▶ [EXERCISE] Give these lines again, changing "bounding boxes" to "box coordinates" wherever it occurs and leaving everything else unchanged.

▶ [EXTRACTED DATA]
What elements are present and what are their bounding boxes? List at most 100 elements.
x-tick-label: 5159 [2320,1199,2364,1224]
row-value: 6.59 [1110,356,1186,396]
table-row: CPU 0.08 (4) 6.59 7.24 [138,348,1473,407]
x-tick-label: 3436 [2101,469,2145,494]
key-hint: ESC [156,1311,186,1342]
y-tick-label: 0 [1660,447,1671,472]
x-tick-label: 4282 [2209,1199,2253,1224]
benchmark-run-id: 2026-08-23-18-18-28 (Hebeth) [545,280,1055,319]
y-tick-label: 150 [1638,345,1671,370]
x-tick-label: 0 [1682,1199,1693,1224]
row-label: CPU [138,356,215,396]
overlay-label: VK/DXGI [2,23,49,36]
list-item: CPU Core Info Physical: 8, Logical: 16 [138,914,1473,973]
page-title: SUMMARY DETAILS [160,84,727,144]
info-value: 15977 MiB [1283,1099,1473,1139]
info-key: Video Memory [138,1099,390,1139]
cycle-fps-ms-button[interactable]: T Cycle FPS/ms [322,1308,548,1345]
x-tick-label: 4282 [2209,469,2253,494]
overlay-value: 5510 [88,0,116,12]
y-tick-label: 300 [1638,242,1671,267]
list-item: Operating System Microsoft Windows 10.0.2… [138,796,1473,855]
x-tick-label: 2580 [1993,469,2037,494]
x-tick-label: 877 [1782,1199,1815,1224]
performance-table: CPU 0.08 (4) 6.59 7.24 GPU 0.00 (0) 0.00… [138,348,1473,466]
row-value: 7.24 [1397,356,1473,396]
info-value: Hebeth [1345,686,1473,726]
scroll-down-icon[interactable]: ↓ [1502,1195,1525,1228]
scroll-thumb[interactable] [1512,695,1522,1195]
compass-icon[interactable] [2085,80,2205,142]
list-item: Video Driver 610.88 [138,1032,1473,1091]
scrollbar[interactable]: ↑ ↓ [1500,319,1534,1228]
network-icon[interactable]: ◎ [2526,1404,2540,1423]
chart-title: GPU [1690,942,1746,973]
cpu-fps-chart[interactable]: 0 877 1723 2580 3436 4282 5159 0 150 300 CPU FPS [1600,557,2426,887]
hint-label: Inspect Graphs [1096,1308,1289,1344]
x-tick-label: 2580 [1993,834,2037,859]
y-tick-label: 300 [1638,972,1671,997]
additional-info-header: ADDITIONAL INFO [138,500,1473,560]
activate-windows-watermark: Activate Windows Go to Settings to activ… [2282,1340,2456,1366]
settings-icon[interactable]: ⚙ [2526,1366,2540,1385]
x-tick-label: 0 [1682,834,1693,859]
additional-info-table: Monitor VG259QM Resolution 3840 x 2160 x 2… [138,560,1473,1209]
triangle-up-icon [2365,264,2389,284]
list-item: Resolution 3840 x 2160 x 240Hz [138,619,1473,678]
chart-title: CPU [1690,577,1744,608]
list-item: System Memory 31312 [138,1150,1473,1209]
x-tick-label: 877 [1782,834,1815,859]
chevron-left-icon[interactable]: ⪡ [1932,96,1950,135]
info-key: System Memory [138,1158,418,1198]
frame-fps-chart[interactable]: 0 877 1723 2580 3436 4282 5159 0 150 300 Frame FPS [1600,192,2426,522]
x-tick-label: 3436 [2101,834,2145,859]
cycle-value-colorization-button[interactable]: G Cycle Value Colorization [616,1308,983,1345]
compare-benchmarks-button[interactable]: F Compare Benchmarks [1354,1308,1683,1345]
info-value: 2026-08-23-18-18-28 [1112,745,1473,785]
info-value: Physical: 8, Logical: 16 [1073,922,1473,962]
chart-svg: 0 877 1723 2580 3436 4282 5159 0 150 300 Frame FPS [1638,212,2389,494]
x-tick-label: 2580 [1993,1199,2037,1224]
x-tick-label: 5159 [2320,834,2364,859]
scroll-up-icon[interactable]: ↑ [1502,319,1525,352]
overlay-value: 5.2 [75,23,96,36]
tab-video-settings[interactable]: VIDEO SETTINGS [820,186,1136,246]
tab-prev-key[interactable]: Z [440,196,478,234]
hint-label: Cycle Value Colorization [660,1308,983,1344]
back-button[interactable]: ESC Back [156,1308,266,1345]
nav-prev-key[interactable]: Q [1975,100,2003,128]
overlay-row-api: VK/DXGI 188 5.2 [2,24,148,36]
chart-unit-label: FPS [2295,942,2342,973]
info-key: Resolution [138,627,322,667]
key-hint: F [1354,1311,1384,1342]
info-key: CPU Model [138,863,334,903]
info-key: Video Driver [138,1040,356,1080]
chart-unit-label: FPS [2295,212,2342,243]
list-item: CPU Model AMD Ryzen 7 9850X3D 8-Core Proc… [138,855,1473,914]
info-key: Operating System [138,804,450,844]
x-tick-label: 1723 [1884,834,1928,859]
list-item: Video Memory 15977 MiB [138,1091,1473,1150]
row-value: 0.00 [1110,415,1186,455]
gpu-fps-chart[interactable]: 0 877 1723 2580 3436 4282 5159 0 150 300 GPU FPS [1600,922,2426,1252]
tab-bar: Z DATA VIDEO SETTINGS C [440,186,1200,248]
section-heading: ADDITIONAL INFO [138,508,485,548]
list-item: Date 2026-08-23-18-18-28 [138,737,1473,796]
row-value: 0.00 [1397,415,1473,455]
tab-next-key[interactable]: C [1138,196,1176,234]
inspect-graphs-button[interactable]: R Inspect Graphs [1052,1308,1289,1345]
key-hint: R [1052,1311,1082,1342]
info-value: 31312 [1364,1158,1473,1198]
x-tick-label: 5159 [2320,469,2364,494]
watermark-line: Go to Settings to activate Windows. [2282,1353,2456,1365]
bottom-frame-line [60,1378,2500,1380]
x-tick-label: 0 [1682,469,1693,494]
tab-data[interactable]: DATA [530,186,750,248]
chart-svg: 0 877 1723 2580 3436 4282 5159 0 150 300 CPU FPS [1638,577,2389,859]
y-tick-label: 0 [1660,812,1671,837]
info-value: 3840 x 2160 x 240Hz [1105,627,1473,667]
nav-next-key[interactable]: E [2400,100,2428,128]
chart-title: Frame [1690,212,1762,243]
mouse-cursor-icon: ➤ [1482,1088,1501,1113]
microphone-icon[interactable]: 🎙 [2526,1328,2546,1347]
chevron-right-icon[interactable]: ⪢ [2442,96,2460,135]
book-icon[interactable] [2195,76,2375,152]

▶ [RESPONSE FOR THIS EXERCISE]
What elements are present and what are their box coordinates? List at most 100 elements.
x-tick-label: 5159 [2320,1199,2364,1224]
row-value: 6.59 [1110,356,1186,396]
table-row: CPU 0.08 (4) 6.59 7.24 [138,348,1473,407]
x-tick-label: 3436 [2101,469,2145,494]
key-hint: ESC [156,1311,186,1342]
y-tick-label: 0 [1660,447,1671,472]
x-tick-label: 4282 [2209,1199,2253,1224]
benchmark-run-id: 2026-08-23-18-18-28 (Hebeth) [545,280,1055,319]
y-tick-label: 150 [1638,345,1671,370]
x-tick-label: 0 [1682,1199,1693,1224]
row-label: CPU [138,356,215,396]
overlay-label: VK/DXGI [2,23,49,36]
list-item: CPU Core Info Physical: 8, Logical: 16 [138,914,1473,973]
page-title: SUMMARY DETAILS [160,84,727,144]
info-value: 15977 MiB [1283,1099,1473,1139]
info-key: Video Memory [138,1099,390,1139]
cycle-fps-ms-button[interactable]: T Cycle FPS/ms [322,1308,548,1345]
x-tick-label: 4282 [2209,469,2253,494]
overlay-value: 5510 [88,0,116,12]
y-tick-label: 300 [1638,242,1671,267]
list-item: Operating System Microsoft Windows 10.0.2… [138,796,1473,855]
x-tick-label: 2580 [1993,469,2037,494]
x-tick-label: 877 [1782,1199,1815,1224]
performance-table: CPU 0.08 (4) 6.59 7.24 GPU 0.00 (0) 0.00… [138,348,1473,466]
row-value: 7.24 [1397,356,1473,396]
info-value: Hebeth [1345,686,1473,726]
scroll-down-icon[interactable]: ↓ [1502,1195,1525,1228]
scroll-thumb[interactable] [1512,695,1522,1195]
compass-icon[interactable] [2085,80,2205,142]
list-item: Video Driver 610.88 [138,1032,1473,1091]
scrollbar[interactable]: ↑ ↓ [1500,319,1534,1228]
network-icon[interactable]: ◎ [2526,1404,2540,1423]
chart-title: GPU [1690,942,1746,973]
cpu-fps-chart[interactable]: 0 877 1723 2580 3436 4282 5159 0 150 300 CPU FPS [1600,557,2426,887]
hint-label: Inspect Graphs [1096,1308,1289,1344]
x-tick-label: 2580 [1993,834,2037,859]
y-tick-label: 300 [1638,972,1671,997]
additional-info-header: ADDITIONAL INFO [138,500,1473,560]
activate-windows-watermark: Activate Windows Go to Settings to activ… [2282,1340,2456,1366]
settings-icon[interactable]: ⚙ [2526,1366,2540,1385]
x-tick-label: 0 [1682,834,1693,859]
additional-info-table: Monitor VG259QM Resolution 3840 x 2160 x 2… [138,560,1473,1209]
triangle-up-icon [2365,264,2389,284]
list-item: Resolution 3840 x 2160 x 240Hz [138,619,1473,678]
chart-title: CPU [1690,577,1744,608]
list-item: System Memory 31312 [138,1150,1473,1209]
x-tick-label: 877 [1782,834,1815,859]
chevron-left-icon[interactable]: ⪡ [1932,96,1950,135]
info-key: System Memory [138,1158,418,1198]
frame-fps-chart[interactable]: 0 877 1723 2580 3436 4282 5159 0 150 300 Frame FPS [1600,192,2426,522]
x-tick-label: 3436 [2101,834,2145,859]
cycle-value-colorization-button[interactable]: G Cycle Value Colorization [616,1308,983,1345]
compare-benchmarks-button[interactable]: F Compare Benchmarks [1354,1308,1683,1345]
info-value: 2026-08-23-18-18-28 [1112,745,1473,785]
info-value: Physical: 8, Logical: 16 [1073,922,1473,962]
chart-svg: 0 877 1723 2580 3436 4282 5159 0 150 300 Frame FPS [1638,212,2389,494]
x-tick-label: 2580 [1993,1199,2037,1224]
x-tick-label: 5159 [2320,834,2364,859]
scroll-up-icon[interactable]: ↑ [1502,319,1525,352]
overlay-value: 5.2 [75,23,96,36]
tab-video-settings[interactable]: VIDEO SETTINGS [820,186,1136,246]
tab-prev-key[interactable]: Z [440,196,478,234]
hint-label: Cycle Value Colorization [660,1308,983,1344]
back-button[interactable]: ESC Back [156,1308,266,1345]
nav-prev-key[interactable]: Q [1975,100,2003,128]
overlay-row-api: VK/DXGI 188 5.2 [2,24,148,36]
chart-unit-label: FPS [2295,942,2342,973]
info-key: Resolution [138,627,322,667]
key-hint: F [1354,1311,1384,1342]
info-key: CPU Model [138,863,334,903]
info-key: Video Driver [138,1040,356,1080]
chart-unit-label: FPS [2295,212,2342,243]
list-item: CPU Model AMD Ryzen 7 9850X3D 8-Core Proc… [138,855,1473,914]
info-key: Operating System [138,804,450,844]
x-tick-label: 1723 [1884,834,1928,859]
list-item: Video Memory 15977 MiB [138,1091,1473,1150]
row-value: 0.00 [1110,415,1186,455]
gpu-fps-chart[interactable]: 0 877 1723 2580 3436 4282 5159 0 150 300 GPU FPS [1600,922,2426,1252]
tab-bar: Z DATA VIDEO SETTINGS C [440,186,1200,248]
section-heading: ADDITIONAL INFO [138,508,485,548]
list-item: Date 2026-08-23-18-18-28 [138,737,1473,796]
row-value: 0.00 [1397,415,1473,455]
tab-next-key[interactable]: C [1138,196,1176,234]
inspect-graphs-button[interactable]: R Inspect Graphs [1052,1308,1289,1345]
key-hint: R [1052,1311,1082,1342]
info-value: 31312 [1364,1158,1473,1198]
x-tick-label: 5159 [2320,469,2364,494]
watermark-line: Go to Settings to activate Windows. [2282,1353,2456,1365]
bottom-frame-line [60,1378,2500,1380]
x-tick-label: 0 [1682,469,1693,494]
tab-data[interactable]: DATA [530,186,750,248]
chart-svg: 0 877 1723 2580 3436 4282 5159 0 150 300 CPU FPS [1638,577,2389,859]
y-tick-label: 0 [1660,812,1671,837]
info-value: 3840 x 2160 x 240Hz [1105,627,1473,667]
nav-next-key[interactable]: E [2400,100,2428,128]
chart-title: Frame [1690,212,1762,243]
mouse-cursor-icon: ➤ [1482,1088,1501,1113]
microphone-icon[interactable]: 🎙 [2526,1328,2546,1347]
chevron-right-icon[interactable]: ⪢ [2442,96,2460,135]
book-icon[interactable] [2195,76,2375,152]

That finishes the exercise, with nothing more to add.